#### [What is required]
Give every line of the data again, unchanged, but with no pictures.

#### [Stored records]
....................
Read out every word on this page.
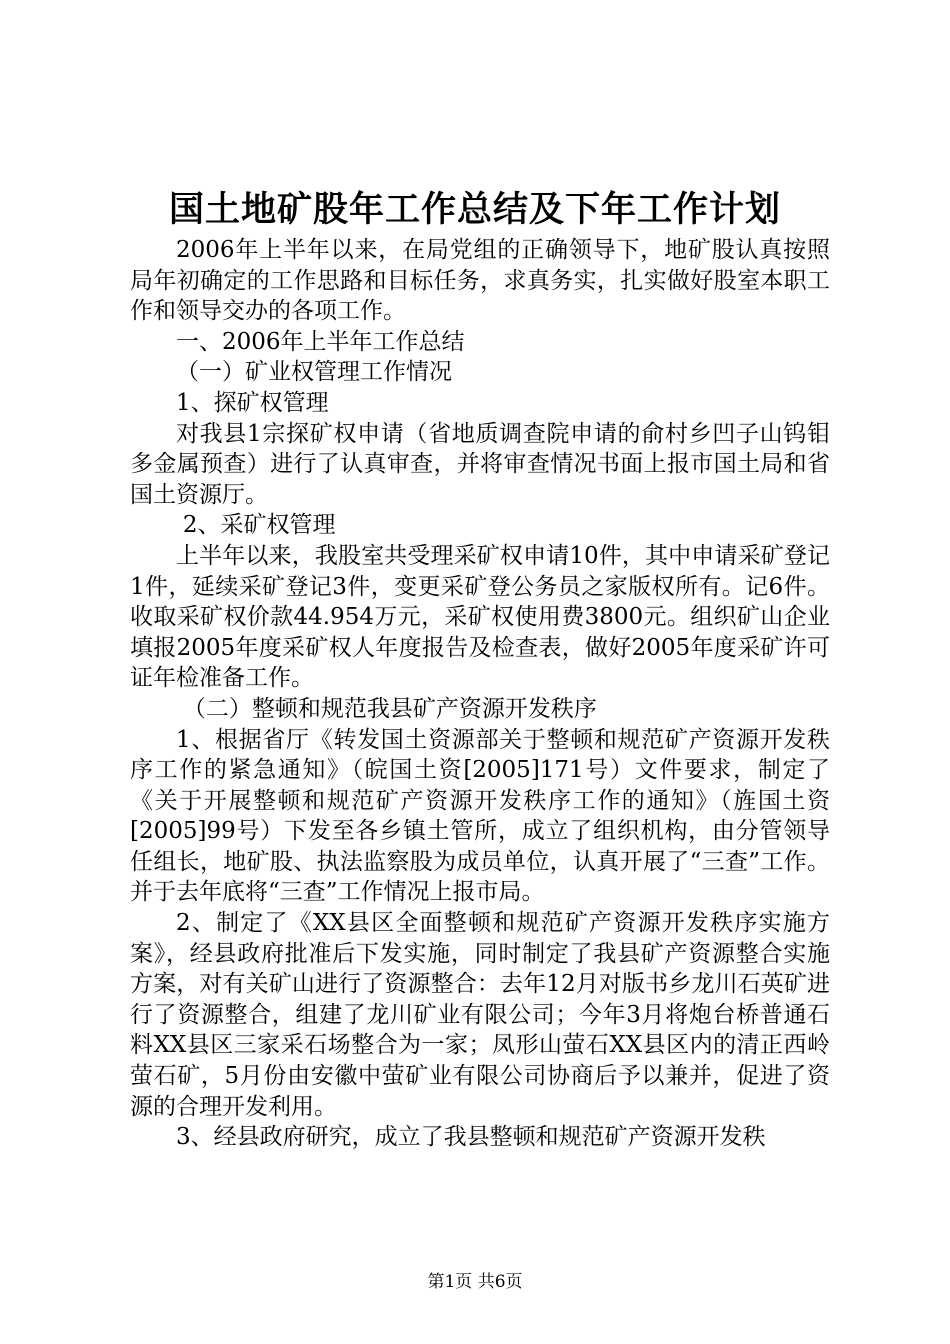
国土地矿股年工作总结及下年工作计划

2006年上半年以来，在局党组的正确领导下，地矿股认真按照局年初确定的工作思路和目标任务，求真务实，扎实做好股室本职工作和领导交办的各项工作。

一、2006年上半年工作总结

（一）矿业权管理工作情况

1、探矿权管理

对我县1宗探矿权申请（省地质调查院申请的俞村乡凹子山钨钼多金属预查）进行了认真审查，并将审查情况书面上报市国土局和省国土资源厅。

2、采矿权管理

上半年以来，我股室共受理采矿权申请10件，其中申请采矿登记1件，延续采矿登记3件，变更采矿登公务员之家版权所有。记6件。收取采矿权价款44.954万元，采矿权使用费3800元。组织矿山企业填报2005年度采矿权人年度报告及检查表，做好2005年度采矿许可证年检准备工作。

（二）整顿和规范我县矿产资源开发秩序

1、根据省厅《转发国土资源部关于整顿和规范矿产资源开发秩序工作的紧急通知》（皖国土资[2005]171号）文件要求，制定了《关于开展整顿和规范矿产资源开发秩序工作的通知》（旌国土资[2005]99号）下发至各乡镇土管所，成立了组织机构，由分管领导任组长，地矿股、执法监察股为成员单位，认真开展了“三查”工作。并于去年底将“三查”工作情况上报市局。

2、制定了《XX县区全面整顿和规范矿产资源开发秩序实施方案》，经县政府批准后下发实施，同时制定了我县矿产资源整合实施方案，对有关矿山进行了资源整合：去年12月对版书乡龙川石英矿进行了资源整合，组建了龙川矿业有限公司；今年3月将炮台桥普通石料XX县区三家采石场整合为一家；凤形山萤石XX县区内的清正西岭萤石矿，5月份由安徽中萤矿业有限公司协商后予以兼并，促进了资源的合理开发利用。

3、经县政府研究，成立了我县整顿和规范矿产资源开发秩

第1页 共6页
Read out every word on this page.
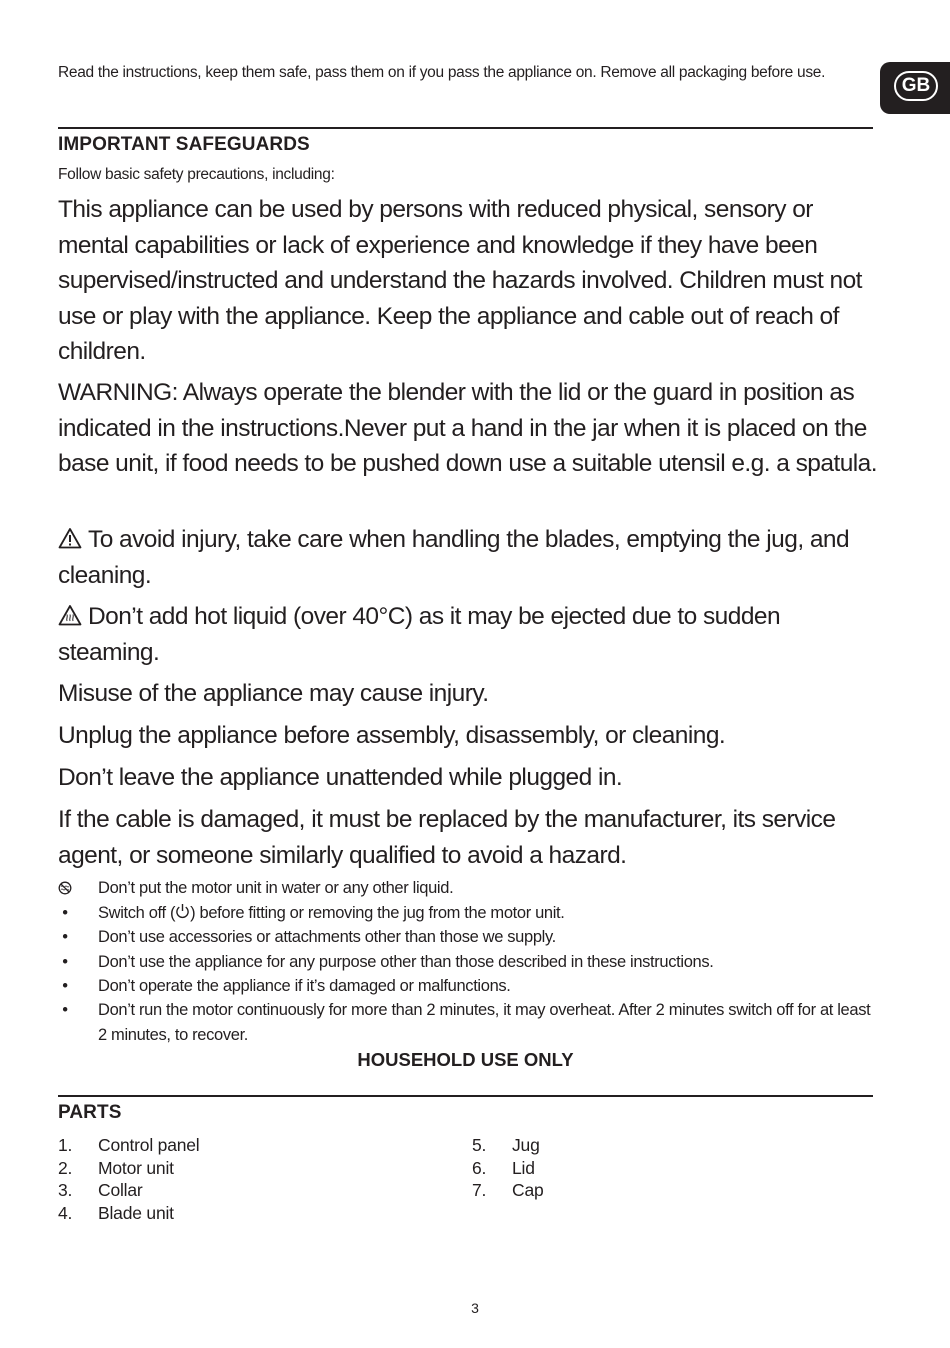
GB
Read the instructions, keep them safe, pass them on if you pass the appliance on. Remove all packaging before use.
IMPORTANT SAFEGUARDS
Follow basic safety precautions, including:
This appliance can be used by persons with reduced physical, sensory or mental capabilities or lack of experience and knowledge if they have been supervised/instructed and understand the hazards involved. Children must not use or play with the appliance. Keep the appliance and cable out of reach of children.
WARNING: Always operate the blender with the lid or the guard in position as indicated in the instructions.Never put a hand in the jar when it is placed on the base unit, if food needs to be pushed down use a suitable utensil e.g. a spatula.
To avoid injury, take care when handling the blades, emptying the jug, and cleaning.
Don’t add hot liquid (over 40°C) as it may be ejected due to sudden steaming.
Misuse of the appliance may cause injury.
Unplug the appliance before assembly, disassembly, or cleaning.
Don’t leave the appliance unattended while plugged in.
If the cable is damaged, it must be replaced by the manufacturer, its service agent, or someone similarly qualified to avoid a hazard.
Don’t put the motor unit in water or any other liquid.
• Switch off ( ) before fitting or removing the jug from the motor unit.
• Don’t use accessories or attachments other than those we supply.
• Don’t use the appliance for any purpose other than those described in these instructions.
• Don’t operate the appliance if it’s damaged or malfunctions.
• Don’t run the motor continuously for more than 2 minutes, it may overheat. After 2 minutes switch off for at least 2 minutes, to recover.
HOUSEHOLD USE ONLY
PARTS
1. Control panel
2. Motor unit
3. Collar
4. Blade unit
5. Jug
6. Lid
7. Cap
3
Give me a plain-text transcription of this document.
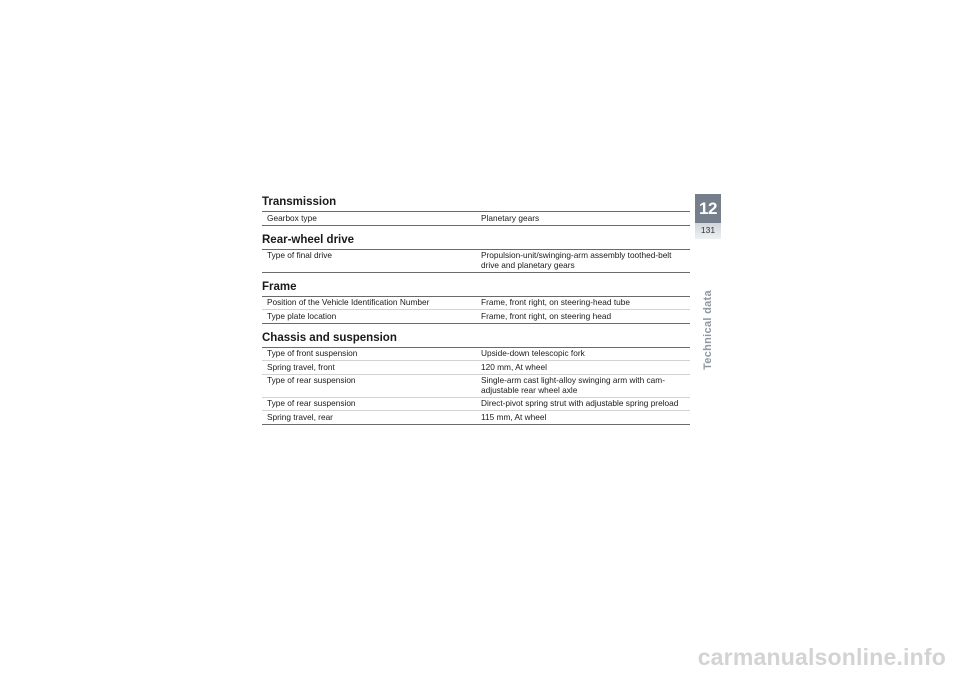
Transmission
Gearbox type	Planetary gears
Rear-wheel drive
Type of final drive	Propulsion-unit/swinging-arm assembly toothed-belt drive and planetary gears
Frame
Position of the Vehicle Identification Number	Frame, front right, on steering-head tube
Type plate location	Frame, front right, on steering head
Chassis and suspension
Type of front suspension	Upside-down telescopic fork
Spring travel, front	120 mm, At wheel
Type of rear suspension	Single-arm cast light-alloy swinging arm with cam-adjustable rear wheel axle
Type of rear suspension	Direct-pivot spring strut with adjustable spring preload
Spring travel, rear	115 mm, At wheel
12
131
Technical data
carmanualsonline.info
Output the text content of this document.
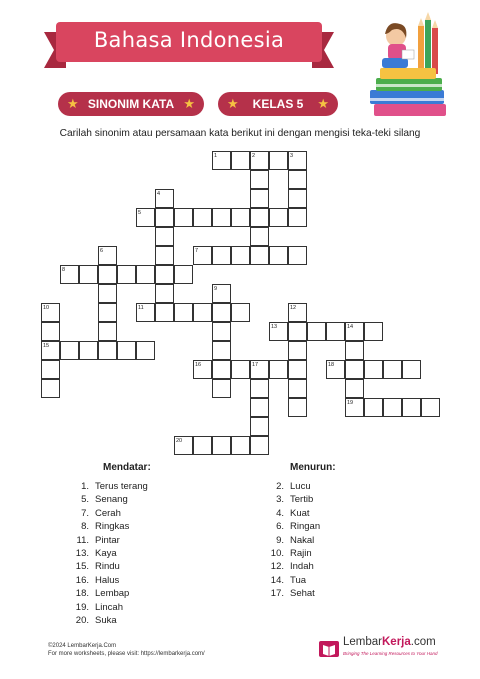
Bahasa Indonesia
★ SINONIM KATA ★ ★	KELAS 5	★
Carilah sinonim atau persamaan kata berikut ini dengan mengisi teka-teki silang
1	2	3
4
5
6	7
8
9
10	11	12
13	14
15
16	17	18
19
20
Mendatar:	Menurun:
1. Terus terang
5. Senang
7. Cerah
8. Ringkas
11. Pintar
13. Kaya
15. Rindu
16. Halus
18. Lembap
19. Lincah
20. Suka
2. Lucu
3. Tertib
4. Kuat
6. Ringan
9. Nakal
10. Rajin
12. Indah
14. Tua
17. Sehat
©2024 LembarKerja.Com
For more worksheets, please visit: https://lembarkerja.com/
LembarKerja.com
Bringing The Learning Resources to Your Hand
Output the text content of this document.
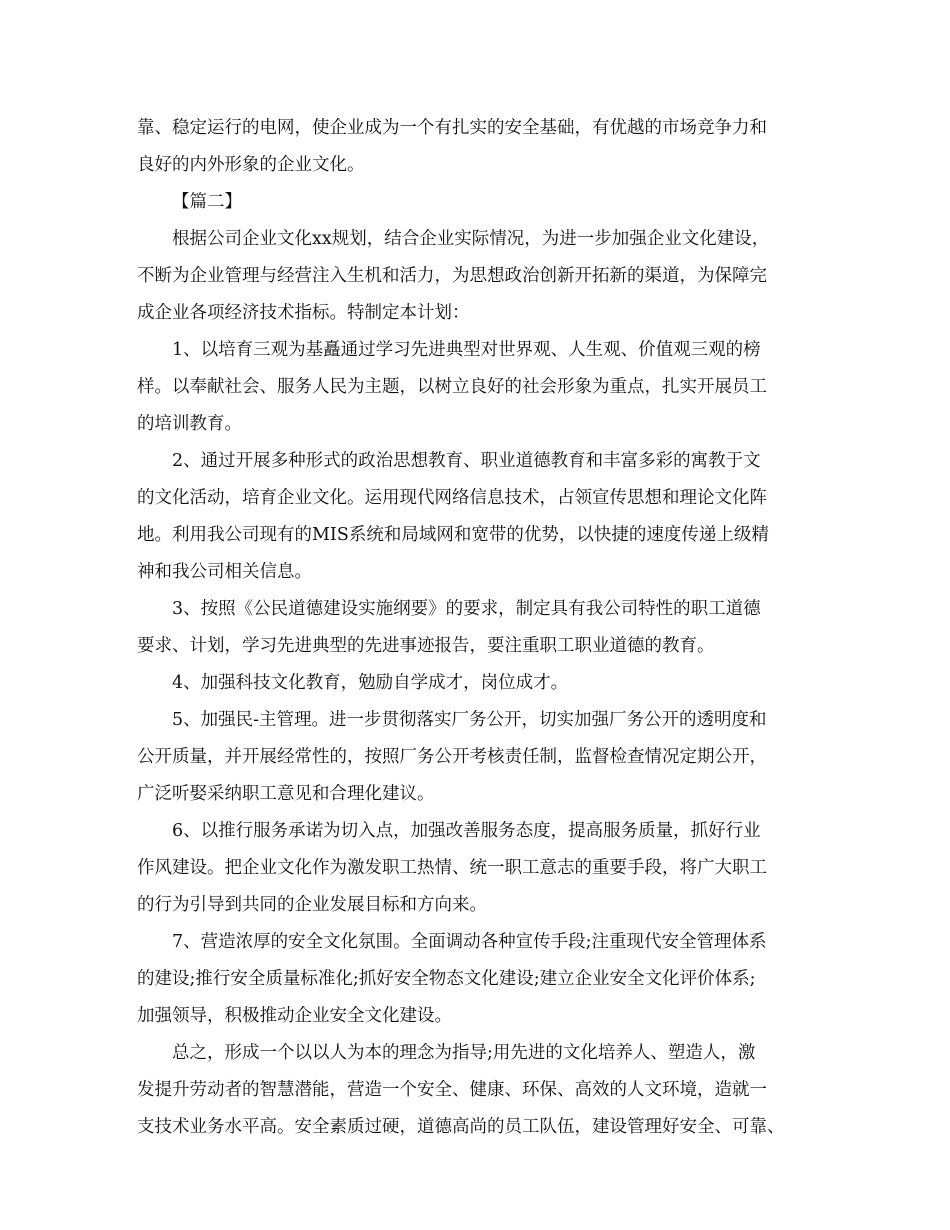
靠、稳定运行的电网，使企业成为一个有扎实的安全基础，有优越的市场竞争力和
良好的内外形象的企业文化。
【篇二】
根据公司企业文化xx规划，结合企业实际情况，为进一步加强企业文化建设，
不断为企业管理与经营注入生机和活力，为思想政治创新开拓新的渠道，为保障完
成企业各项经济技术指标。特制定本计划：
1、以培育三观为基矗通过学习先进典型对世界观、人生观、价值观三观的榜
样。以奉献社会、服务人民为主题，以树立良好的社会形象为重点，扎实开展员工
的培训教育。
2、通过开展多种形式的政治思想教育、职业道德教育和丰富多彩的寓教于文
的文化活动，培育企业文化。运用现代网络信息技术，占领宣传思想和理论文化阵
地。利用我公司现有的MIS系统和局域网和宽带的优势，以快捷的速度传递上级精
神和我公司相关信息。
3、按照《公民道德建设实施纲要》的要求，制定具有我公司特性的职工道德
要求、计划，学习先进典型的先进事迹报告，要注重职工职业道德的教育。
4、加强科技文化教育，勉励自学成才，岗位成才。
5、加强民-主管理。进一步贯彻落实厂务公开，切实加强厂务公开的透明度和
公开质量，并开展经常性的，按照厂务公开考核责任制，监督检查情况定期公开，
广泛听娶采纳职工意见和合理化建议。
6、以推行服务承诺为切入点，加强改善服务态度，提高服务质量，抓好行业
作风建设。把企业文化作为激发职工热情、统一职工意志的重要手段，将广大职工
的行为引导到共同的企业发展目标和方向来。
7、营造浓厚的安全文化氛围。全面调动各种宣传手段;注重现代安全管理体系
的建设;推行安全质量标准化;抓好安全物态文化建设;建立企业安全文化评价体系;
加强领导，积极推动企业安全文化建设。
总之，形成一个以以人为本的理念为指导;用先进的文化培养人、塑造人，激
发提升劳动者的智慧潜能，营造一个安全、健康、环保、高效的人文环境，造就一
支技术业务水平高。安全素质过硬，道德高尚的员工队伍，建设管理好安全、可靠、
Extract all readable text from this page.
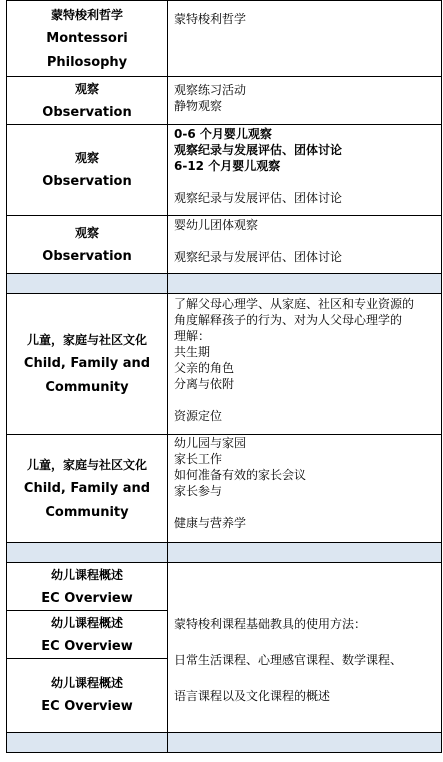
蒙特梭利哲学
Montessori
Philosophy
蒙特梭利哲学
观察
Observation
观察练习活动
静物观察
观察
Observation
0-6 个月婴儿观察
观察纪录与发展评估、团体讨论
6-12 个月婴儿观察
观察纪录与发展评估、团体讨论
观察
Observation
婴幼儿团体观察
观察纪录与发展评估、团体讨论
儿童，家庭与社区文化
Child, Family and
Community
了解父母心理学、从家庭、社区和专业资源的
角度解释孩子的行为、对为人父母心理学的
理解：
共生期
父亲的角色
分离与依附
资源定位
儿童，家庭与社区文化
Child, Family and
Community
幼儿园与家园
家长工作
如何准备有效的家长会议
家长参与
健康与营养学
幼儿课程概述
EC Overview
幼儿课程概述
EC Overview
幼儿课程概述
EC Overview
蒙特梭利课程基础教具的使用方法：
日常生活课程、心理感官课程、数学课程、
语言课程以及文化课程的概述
....................
#### [Exercise response]
Read out every word on this page.
国土地矿股年工作总结及下年工作计划

2006年上半年以来，在局党组的正确领导下，地矿股认真按照局年初确定的工作思路和目标任务，求真务实，扎实做好股室本职工作和领导交办的各项工作。

一、2006年上半年工作总结

（一）矿业权管理工作情况

1、探矿权管理

对我县1宗探矿权申请（省地质调查院申请的俞村乡凹子山钨钼多金属预查）进行了认真审查，并将审查情况书面上报市国土局和省国土资源厅。

2、采矿权管理

上半年以来，我股室共受理采矿权申请10件，其中申请采矿登记1件，延续采矿登记3件，变更采矿登公务员之家版权所有。记6件。收取采矿权价款44.954万元，采矿权使用费3800元。组织矿山企业填报2005年度采矿权人年度报告及检查表，做好2005年度采矿许可证年检准备工作。

（二）整顿和规范我县矿产资源开发秩序

1、根据省厅《转发国土资源部关于整顿和规范矿产资源开发秩序工作的紧急通知》（皖国土资[2005]171号）文件要求，制定了《关于开展整顿和规范矿产资源开发秩序工作的通知》（旌国土资[2005]99号）下发至各乡镇土管所，成立了组织机构，由分管领导任组长，地矿股、执法监察股为成员单位，认真开展了“三查”工作。并于去年底将“三查”工作情况上报市局。

2、制定了《XX县区全面整顿和规范矿产资源开发秩序实施方案》，经县政府批准后下发实施，同时制定了我县矿产资源整合实施方案，对有关矿山进行了资源整合：去年12月对版书乡龙川石英矿进行了资源整合，组建了龙川矿业有限公司；今年3月将炮台桥普通石料XX县区三家采石场整合为一家；凤形山萤石XX县区内的清正西岭萤石矿，5月份由安徽中萤矿业有限公司协商后予以兼并，促进了资源的合理开发利用。

3、经县政府研究，成立了我县整顿和规范矿产资源开发秩

第1页 共6页
Read out every word on this page.
GB
Read the instructions, keep them safe, pass them on if you pass the appliance on. Remove all packaging before use.
IMPORTANT SAFEGUARDS
Follow basic safety precautions, including:
This appliance can be used by persons with reduced physical, sensory or mental capabilities or lack of experience and knowledge if they have been supervised/instructed and understand the hazards involved. Children must not use or play with the appliance. Keep the appliance and cable out of reach of children.
WARNING: Always operate the blender with the lid or the guard in position as indicated in the instructions.Never put a hand in the jar when it is placed on the base unit, if food needs to be pushed down use a suitable utensil e.g. a spatula.
To avoid injury, take care when handling the blades, emptying the jug, and cleaning.
Don’t add hot liquid (over 40°C) as it may be ejected due to sudden steaming.
Misuse of the appliance may cause injury.
Unplug the appliance before assembly, disassembly, or cleaning.
Don’t leave the appliance unattended while plugged in.
If the cable is damaged, it must be replaced by the manufacturer, its service agent, or someone similarly qualified to avoid a hazard.
Don’t put the motor unit in water or any other liquid.
• Switch off ( ) before fitting or removing the jug from the motor unit.
• Don’t use accessories or attachments other than those we supply.
• Don’t use the appliance for any purpose other than those described in these instructions.
• Don’t operate the appliance if it’s damaged or malfunctions.
• Don’t run the motor continuously for more than 2 minutes, it may overheat. After 2 minutes switch off for at least 2 minutes, to recover.
HOUSEHOLD USE ONLY
PARTS
1. Control panel
2. Motor unit
3. Collar
4. Blade unit
5. Jug
6. Lid
7. Cap
3
Give me a plain-text transcription of this document.
Transmission
Gearbox type	Planetary gears
Rear-wheel drive
Type of final drive	Propulsion-unit/swinging-arm assembly toothed-belt drive and planetary gears
Frame
Position of the Vehicle Identification Number	Frame, front right, on steering-head tube
Type plate location	Frame, front right, on steering head
Chassis and suspension
Type of front suspension	Upside-down telescopic fork
Spring travel, front	120 mm, At wheel
Type of rear suspension	Single-arm cast light-alloy swinging arm with cam-adjustable rear wheel axle
Type of rear suspension	Direct-pivot spring strut with adjustable spring preload
Spring travel, rear	115 mm, At wheel
12
131
Technical data
carmanualsonline.info
Output the text content of this document.
Bahasa Indonesia
★ SINONIM KATA ★ ★	KELAS 5	★
Carilah sinonim atau persamaan kata berikut ini dengan mengisi teka-teki silang
1	2	3
4
5
6	7
8
9
10	11	12
13	14
15
16	17	18
19
20
Mendatar:	Menurun:
1. Terus terang
5. Senang
7. Cerah
8. Ringkas
11. Pintar
13. Kaya
15. Rindu
16. Halus
18. Lembap
19. Lincah
20. Suka
2. Lucu
3. Tertib
4. Kuat
6. Ringan
9. Nakal
10. Rajin
12. Indah
14. Tua
17. Sehat
©2024 LembarKerja.Com
For more worksheets, please visit: https://lembarkerja.com/
LembarKerja.com
Bringing The Learning Resources to Your Hand
Output the text content of this document.
靠、稳定运行的电网，使企业成为一个有扎实的安全基础，有优越的市场竞争力和
良好的内外形象的企业文化。
【篇二】
根据公司企业文化xx规划，结合企业实际情况，为进一步加强企业文化建设，
不断为企业管理与经营注入生机和活力，为思想政治创新开拓新的渠道，为保障完
成企业各项经济技术指标。特制定本计划：
1、以培育三观为基矗通过学习先进典型对世界观、人生观、价值观三观的榜
样。以奉献社会、服务人民为主题，以树立良好的社会形象为重点，扎实开展员工
的培训教育。
2、通过开展多种形式的政治思想教育、职业道德教育和丰富多彩的寓教于文
的文化活动，培育企业文化。运用现代网络信息技术，占领宣传思想和理论文化阵
地。利用我公司现有的MIS系统和局域网和宽带的优势，以快捷的速度传递上级精
神和我公司相关信息。
3、按照《公民道德建设实施纲要》的要求，制定具有我公司特性的职工道德
要求、计划，学习先进典型的先进事迹报告，要注重职工职业道德的教育。
4、加强科技文化教育，勉励自学成才，岗位成才。
5、加强民-主管理。进一步贯彻落实厂务公开，切实加强厂务公开的透明度和
公开质量，并开展经常性的，按照厂务公开考核责任制，监督检查情况定期公开，
广泛听娶采纳职工意见和合理化建议。
6、以推行服务承诺为切入点，加强改善服务态度，提高服务质量，抓好行业
作风建设。把企业文化作为激发职工热情、统一职工意志的重要手段，将广大职工
的行为引导到共同的企业发展目标和方向来。
7、营造浓厚的安全文化氛围。全面调动各种宣传手段;注重现代安全管理体系
的建设;推行安全质量标准化;抓好安全物态文化建设;建立企业安全文化评价体系;
加强领导，积极推动企业安全文化建设。
总之，形成一个以以人为本的理念为指导;用先进的文化培养人、塑造人，激
发提升劳动者的智慧潜能，营造一个安全、健康、环保、高效的人文环境，造就一
支技术业务水平高。安全素质过硬，道德高尚的员工队伍，建设管理好安全、可靠、
Extract all readable text from this page.
蒙特梭利哲学
Montessori
Philosophy
蒙特梭利哲学
观察
Observation
观察练习活动
静物观察
观察
Observation
0-6 个月婴儿观察
观察纪录与发展评估、团体讨论
6-12 个月婴儿观察
观察纪录与发展评估、团体讨论
观察
Observation
婴幼儿团体观察
观察纪录与发展评估、团体讨论
儿童，家庭与社区文化
Child, Family and
Community
了解父母心理学、从家庭、社区和专业资源的
角度解释孩子的行为、对为人父母心理学的
理解：
共生期
父亲的角色
分离与依附
资源定位
儿童，家庭与社区文化
Child, Family and
Community
幼儿园与家园
家长工作
如何准备有效的家长会议
家长参与
健康与营养学
幼儿课程概述
EC Overview
幼儿课程概述
EC Overview
幼儿课程概述
EC Overview
蒙特梭利课程基础教具的使用方法：
日常生活课程、心理感官课程、数学课程、
语言课程以及文化课程的概述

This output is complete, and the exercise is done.